- _Requirements_:
Turn the lines that start with the line containing "- shift-cell[interactable]: W: [635, 170, 671, 193]" and end with the line containing "- shift-cell[interactable]: [1218, 308, 1254, 331]", both included, into a numbered list, leaving out any blank lines.

[Records from a data source]
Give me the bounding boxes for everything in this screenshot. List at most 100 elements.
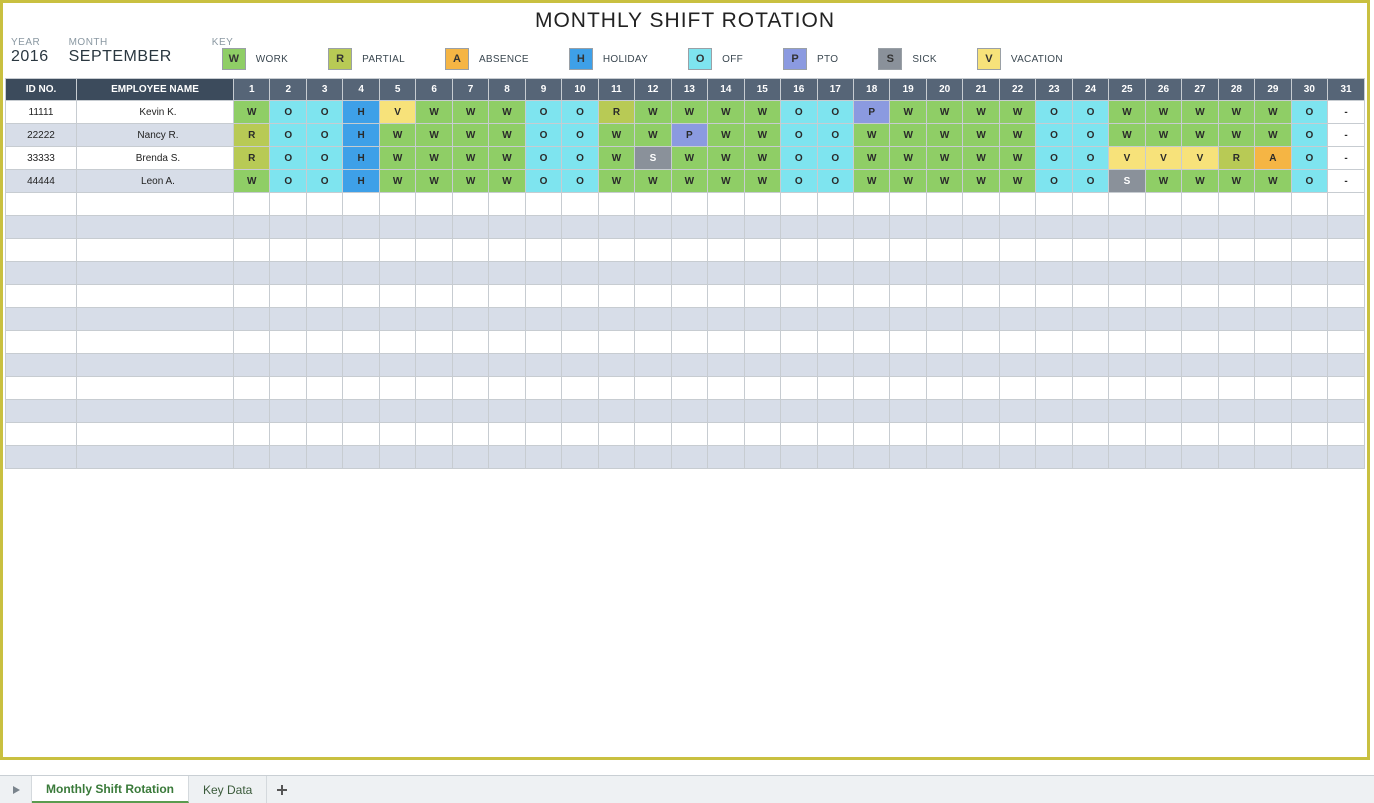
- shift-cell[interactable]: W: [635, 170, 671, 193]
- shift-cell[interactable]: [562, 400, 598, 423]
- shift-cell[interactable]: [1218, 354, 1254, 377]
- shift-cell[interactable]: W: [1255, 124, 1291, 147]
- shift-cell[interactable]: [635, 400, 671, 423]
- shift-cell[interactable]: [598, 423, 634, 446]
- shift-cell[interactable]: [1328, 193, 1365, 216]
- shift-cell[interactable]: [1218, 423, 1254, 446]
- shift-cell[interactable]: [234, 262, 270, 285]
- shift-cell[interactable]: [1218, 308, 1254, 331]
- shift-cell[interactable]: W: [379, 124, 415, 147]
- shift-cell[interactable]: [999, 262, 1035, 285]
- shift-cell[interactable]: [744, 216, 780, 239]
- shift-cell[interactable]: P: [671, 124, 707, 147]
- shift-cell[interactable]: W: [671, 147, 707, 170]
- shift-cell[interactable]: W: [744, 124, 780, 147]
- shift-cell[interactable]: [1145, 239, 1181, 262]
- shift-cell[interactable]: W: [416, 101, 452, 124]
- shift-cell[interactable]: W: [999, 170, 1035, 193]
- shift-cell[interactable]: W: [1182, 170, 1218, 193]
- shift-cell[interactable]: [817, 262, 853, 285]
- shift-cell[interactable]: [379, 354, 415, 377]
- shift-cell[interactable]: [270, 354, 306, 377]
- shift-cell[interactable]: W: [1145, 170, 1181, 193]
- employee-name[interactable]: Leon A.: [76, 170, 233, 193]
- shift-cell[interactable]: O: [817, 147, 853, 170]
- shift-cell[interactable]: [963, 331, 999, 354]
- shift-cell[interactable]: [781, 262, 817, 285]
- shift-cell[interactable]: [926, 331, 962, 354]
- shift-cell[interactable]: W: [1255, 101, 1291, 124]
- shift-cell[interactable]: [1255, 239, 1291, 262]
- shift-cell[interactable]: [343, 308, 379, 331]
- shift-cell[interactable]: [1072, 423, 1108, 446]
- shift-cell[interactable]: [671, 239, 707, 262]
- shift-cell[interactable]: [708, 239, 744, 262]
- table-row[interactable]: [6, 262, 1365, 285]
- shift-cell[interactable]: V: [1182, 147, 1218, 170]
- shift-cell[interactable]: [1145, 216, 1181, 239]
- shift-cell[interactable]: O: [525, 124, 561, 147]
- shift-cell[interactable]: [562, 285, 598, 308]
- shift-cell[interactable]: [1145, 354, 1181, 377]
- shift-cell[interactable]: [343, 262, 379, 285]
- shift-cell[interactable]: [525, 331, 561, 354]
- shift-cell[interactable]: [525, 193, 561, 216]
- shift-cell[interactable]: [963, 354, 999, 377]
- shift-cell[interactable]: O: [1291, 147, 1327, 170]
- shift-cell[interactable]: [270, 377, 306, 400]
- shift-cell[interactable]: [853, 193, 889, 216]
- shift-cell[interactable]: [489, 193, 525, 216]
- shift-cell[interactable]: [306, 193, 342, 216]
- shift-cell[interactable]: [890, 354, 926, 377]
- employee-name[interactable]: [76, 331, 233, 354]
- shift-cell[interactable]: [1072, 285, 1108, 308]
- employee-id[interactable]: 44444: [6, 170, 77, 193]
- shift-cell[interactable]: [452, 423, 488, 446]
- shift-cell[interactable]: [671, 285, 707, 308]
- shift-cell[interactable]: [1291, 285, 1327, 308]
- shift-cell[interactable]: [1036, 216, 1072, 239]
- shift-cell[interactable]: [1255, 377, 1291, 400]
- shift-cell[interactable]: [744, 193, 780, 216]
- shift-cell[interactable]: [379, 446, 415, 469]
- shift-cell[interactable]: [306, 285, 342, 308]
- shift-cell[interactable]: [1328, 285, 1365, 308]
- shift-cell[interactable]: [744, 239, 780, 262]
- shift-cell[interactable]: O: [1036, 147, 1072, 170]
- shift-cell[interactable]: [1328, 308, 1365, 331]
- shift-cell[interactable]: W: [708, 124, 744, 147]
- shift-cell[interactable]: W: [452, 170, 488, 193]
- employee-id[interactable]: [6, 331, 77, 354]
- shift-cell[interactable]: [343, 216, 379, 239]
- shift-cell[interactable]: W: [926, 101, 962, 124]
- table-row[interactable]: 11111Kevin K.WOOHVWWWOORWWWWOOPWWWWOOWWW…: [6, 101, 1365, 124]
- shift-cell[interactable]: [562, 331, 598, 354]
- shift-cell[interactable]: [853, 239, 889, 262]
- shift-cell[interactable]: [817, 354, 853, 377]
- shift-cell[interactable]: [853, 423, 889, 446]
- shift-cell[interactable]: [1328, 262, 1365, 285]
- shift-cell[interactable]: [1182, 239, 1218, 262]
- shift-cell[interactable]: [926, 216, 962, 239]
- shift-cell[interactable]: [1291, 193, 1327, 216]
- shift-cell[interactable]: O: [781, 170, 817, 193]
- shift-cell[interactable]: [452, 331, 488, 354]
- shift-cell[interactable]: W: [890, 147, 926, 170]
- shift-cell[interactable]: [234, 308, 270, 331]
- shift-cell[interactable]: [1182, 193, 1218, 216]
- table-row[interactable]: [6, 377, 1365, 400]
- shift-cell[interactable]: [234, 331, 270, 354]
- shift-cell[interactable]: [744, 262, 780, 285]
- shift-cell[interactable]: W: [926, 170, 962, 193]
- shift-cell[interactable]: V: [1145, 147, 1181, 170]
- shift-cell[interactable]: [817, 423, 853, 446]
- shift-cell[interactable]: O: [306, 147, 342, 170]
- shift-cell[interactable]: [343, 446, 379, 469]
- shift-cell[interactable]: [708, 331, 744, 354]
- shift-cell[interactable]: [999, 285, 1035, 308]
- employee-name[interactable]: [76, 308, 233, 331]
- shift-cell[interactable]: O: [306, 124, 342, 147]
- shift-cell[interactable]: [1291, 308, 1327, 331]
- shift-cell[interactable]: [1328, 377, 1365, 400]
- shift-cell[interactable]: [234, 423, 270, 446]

--

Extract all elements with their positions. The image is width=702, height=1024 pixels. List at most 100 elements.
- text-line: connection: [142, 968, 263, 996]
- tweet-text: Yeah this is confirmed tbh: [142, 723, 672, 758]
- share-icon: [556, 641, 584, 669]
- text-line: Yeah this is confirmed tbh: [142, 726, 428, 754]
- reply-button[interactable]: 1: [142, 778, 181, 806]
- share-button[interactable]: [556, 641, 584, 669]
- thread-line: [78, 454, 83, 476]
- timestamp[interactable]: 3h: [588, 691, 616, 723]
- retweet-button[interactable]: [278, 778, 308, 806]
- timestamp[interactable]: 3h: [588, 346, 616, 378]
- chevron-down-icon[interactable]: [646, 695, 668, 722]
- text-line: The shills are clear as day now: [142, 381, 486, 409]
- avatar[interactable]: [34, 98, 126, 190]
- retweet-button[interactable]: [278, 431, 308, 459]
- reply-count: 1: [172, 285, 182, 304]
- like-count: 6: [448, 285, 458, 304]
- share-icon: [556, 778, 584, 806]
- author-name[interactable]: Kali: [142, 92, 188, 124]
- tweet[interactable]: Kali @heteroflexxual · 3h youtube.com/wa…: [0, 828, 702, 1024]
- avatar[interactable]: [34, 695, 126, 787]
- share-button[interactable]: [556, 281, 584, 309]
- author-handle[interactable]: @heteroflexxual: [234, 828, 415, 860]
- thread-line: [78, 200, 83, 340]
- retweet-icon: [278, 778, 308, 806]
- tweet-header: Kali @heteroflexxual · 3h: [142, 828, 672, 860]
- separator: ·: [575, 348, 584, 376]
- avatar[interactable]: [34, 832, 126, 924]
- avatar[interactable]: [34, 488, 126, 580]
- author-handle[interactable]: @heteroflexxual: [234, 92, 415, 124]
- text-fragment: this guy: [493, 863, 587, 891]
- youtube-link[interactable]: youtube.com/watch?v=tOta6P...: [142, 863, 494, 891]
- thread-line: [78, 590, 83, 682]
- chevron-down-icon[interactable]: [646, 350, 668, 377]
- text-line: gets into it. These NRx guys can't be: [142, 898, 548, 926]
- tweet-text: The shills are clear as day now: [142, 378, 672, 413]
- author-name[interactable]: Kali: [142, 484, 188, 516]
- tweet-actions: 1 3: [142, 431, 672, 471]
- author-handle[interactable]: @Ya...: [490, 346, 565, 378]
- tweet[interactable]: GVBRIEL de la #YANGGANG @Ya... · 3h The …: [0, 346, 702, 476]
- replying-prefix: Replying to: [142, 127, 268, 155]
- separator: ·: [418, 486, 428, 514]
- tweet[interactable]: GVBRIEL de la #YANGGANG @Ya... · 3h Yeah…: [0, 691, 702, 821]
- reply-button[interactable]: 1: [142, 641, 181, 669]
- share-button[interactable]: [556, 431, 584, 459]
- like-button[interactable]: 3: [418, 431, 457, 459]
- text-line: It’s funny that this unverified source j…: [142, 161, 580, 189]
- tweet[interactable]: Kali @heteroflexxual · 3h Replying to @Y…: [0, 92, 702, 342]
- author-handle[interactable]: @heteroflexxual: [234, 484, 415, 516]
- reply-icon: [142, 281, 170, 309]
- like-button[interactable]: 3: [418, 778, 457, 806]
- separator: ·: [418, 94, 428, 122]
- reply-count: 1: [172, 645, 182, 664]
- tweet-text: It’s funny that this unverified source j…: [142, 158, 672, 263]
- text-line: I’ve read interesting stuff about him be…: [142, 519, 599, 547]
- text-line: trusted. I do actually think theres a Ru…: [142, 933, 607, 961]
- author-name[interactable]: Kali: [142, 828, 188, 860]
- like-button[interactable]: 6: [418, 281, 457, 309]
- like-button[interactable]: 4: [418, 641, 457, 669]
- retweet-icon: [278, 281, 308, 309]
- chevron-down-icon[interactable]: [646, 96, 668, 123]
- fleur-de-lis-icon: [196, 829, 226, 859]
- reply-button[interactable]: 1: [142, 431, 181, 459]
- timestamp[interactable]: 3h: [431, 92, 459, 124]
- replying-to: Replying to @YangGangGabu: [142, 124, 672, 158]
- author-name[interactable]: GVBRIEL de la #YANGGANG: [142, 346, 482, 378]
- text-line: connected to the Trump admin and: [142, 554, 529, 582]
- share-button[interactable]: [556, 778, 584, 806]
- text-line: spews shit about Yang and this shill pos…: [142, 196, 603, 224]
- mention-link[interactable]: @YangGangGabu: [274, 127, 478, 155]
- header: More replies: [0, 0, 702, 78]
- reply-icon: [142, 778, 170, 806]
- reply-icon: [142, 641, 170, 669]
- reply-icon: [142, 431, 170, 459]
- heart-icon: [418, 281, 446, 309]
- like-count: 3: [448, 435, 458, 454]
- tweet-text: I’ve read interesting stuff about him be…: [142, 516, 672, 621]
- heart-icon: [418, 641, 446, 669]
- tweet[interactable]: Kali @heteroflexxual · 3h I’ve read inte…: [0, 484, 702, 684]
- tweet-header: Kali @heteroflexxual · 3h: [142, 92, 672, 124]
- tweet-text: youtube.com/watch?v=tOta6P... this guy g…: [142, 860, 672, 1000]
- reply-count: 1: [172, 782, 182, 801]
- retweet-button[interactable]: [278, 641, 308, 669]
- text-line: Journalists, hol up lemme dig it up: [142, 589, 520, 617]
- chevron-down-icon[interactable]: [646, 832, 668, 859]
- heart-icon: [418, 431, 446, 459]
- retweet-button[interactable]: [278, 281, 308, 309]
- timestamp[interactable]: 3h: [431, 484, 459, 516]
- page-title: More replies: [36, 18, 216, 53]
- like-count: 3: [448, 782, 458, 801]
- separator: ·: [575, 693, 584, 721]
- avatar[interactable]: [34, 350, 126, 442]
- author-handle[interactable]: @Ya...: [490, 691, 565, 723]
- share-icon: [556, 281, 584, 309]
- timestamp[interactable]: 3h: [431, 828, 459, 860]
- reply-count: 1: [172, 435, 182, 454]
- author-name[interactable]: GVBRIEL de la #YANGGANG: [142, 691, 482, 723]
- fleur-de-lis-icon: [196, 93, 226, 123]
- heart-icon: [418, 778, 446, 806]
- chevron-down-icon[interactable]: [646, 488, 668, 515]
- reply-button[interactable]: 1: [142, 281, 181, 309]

- _Complete output_:
1. - shift-cell[interactable]: W: [635, 170, 671, 193]
2. - shift-cell[interactable]: [562, 400, 598, 423]
3. - shift-cell[interactable]: [1218, 354, 1254, 377]
4. - shift-cell[interactable]: W: [1255, 124, 1291, 147]
5. - shift-cell[interactable]: [635, 400, 671, 423]
6. - shift-cell[interactable]: [598, 423, 634, 446]
7. - shift-cell[interactable]: [1328, 193, 1365, 216]
8. - shift-cell[interactable]: [1218, 423, 1254, 446]
9. - shift-cell[interactable]: [234, 262, 270, 285]
10. - shift-cell[interactable]: [1218, 308, 1254, 331]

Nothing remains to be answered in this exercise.